• _WHAT THE EXERCISE ASKS_:
Each line of the material must be repeated precisely, with the pictures left out.

>> begin DATASET EXTRACT

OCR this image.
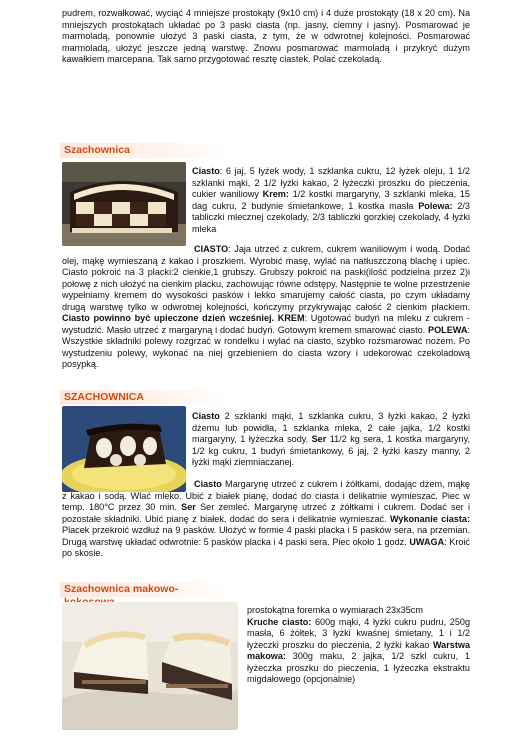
pudrem, rozwałkować, wyciąć 4 mniejsze prostokąty (9x10 cm) i 4 duże prostokąty (18 x 20 cm). Na mniejszych prostokątach układać po 3 paski ciasta (np. jasny, ciemny i jasny). Posmarować je marmoladą, ponownie ułożyć 3 paski ciasta, z tym, że w odwrotnej kolejności. Posmarować marmoladą, ułożyć jeszcze jedną warstwę. Znowu posmarować marmoladą i przykryć dużym kawałkiem marcepana. Tak samo przygotować resztę ciastek. Polać czekoladą.

Szachownica

Ciasto: 6 jaj, 5 łyżek wody, 1 szklanka cukru, 12 łyżek oleju, 1 1/2 szklanki mąki, 2 1/2 łyżki kakao, 2 łyżeczki proszku do pieczenia, cukier waniliowy Krem: 1/2 kostki margaryny, 3 szklanki mleka, 15 dag cukru, 2 budynie śmietankowe, 1 kostka masła Polewa: 2/3 tabliczki mlecznej czekolady, 2/3 tabliczki gorzkiej czekolady, 4 łyżki mleka

CIASTO: Jaja utrzeć z cukrem, cukrem waniliowym i wodą. Dodać olej, mąkę wymieszaną z kakao i proszkiem. Wyrobić masę, wylać na natłuszczoną blachę i upiec. Ciasto pokroić na 3 placki:2 cienkie,1 grubszy. Grubszy pokroić na paski(ilość podzielna przez 2)i połowę z nich ułożyć na cienkim placku, zachowując równe odstępy. Następnie te wolne przestrzenie wypełniamy kremem do wysokości pasków i lekko smarujemy całość ciasta, po czym układamy drugą warstwę tylko w odwrotnej kolejności, kończymy przykrywając całość 2 cienkim plackiem. Ciasto powinno być upieczone dzień wcześniej. KREM: Ugotować budyń na mleku z cukrem - wystudzić. Masło utrzeć z margaryną i dodać budyń. Gotowym kremem smarować ciasto. POLEWA: Wszystkie składniki polewy rozgrzać w rondelku i wylać na ciasto, szybko rozsmarować nożem. Po wystudzeniu polewy, wykonać na niej grzebieniem do ciasta wzory i udekorować czekoladową posypką.

SZACHOWNICA

Ciasto 2 szklanki mąki, 1 szklanka cukru, 3 łyżki kakao, 2 łyżki dżemu lub powidła, 1 szklanka mleka, 2 całe jajka, 1/2 kostki margaryny, 1 łyżeczka sody. Ser 11/2 kg sera, 1 kostka margaryny, 1/2 kg cukru, 1 budyń śmietankowy, 6 jaj, 2 łyżki kaszy manny, 2 łyżki mąki ziemniaczanej.

Ciasto Margarynę utrzeć z cukrem i żółtkami, dodając dżem, mąkę z kakao i sodą. Wlać mleko. Ubić z białek pianę, dodać do ciasta i delikatnie wymieszać. Piec w temp. 180°C przez 30 min. Ser Ser zemleć. Margarynę utrzeć z żółtkami i cukrem. Dodać ser i pozostałe składniki. Ubić pianę z białek, dodać do sera i delikatnie wymieszać. Wykonanie ciasta: Placek przekroić wzdłuż na 9 pasków. Ułożyć w formie 4 paski placka i 5 pasków sera, na przemian. Drugą warstwę układać odwrotnie: 5 pasków placka i 4 paski sera. Piec około 1 godz. UWAGA: Kroić po skosie.

Szachownica makowo-

prostokątna foremka o wymiarach 23x35cm
Kruche ciasto: 600g mąki, 4 łyżki cukru pudru, 250g masła, 6 żółtek, 3 łyżki kwaśnej śmietany, 1 i 1/2 łyżeczki proszku do pieczenia, 2 łyżki kakao Warstwa makowa: 300g maku, 2 jajka, 1/2 szkl cukru, 1 łyżeczka proszku do pieczenia, 1 łyżeczka ekstraktu migdałowego (opcjonalnie)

>> end DATASET EXTRACT

• _EXERCISE RESPONSE_:
OCR this image.
pudrem, rozwałkować, wyciąć 4 mniejsze prostokąty (9x10 cm) i 4 duże prostokąty (18 x 20 cm). Na mniejszych prostokątach układać po 3 paski ciasta (np. jasny, ciemny i jasny). Posmarować je marmoladą, ponownie ułożyć 3 paski ciasta, z tym, że w odwrotnej kolejności. Posmarować marmoladą, ułożyć jeszcze jedną warstwę. Znowu posmarować marmoladą i przykryć dużym kawałkiem marcepana. Tak samo przygotować resztę ciastek. Polać czekoladą.

Szachownica

Ciasto: 6 jaj, 5 łyżek wody, 1 szklanka cukru, 12 łyżek oleju, 1 1/2 szklanki mąki, 2 1/2 łyżki kakao, 2 łyżeczki proszku do pieczenia, cukier waniliowy Krem: 1/2 kostki margaryny, 3 szklanki mleka, 15 dag cukru, 2 budynie śmietankowe, 1 kostka masła Polewa: 2/3 tabliczki mlecznej czekolady, 2/3 tabliczki gorzkiej czekolady, 4 łyżki mleka

CIASTO: Jaja utrzeć z cukrem, cukrem waniliowym i wodą. Dodać olej, mąkę wymieszaną z kakao i proszkiem. Wyrobić masę, wylać na natłuszczoną blachę i upiec. Ciasto pokroić na 3 placki:2 cienkie,1 grubszy. Grubszy pokroić na paski(ilość podzielna przez 2)i połowę z nich ułożyć na cienkim placku, zachowując równe odstępy. Następnie te wolne przestrzenie wypełniamy kremem do wysokości pasków i lekko smarujemy całość ciasta, po czym układamy drugą warstwę tylko w odwrotnej kolejności, kończymy przykrywając całość 2 cienkim plackiem. Ciasto powinno być upieczone dzień wcześniej. KREM: Ugotować budyń na mleku z cukrem - wystudzić. Masło utrzeć z margaryną i dodać budyń. Gotowym kremem smarować ciasto. POLEWA: Wszystkie składniki polewy rozgrzać w rondelku i wylać na ciasto, szybko rozsmarować nożem. Po wystudzeniu polewy, wykonać na niej grzebieniem do ciasta wzory i udekorować czekoladową posypką.

SZACHOWNICA

Ciasto 2 szklanki mąki, 1 szklanka cukru, 3 łyżki kakao, 2 łyżki dżemu lub powidła, 1 szklanka mleka, 2 całe jajka, 1/2 kostki margaryny, 1 łyżeczka sody. Ser 11/2 kg sera, 1 kostka margaryny, 1/2 kg cukru, 1 budyń śmietankowy, 6 jaj, 2 łyżki kaszy manny, 2 łyżki mąki ziemniaczanej.

Ciasto Margarynę utrzeć z cukrem i żółtkami, dodając dżem, mąkę z kakao i sodą. Wlać mleko. Ubić z białek pianę, dodać do ciasta i delikatnie wymieszać. Piec w temp. 180°C przez 30 min. Ser Ser zemleć. Margarynę utrzeć z żółtkami i cukrem. Dodać ser i pozostałe składniki. Ubić pianę z białek, dodać do sera i delikatnie wymieszać. Wykonanie ciasta: Placek przekroić wzdłuż na 9 pasków. Ułożyć w formie 4 paski placka i 5 pasków sera, na przemian. Drugą warstwę układać odwrotnie: 5 pasków placka i 4 paski sera. Piec około 1 godz. UWAGA: Kroić po skosie.

Szachownica makowo-

prostokątna foremka o wymiarach 23x35cm
Kruche ciasto: 600g mąki, 4 łyżki cukru pudru, 250g masła, 6 żółtek, 3 łyżki kwaśnej śmietany, 1 i 1/2 łyżeczki proszku do pieczenia, 2 łyżki kakao Warstwa makowa: 300g maku, 2 jajka, 1/2 szkl cukru, 1 łyżeczka proszku do pieczenia, 1 łyżeczka ekstraktu migdałowego (opcjonalnie)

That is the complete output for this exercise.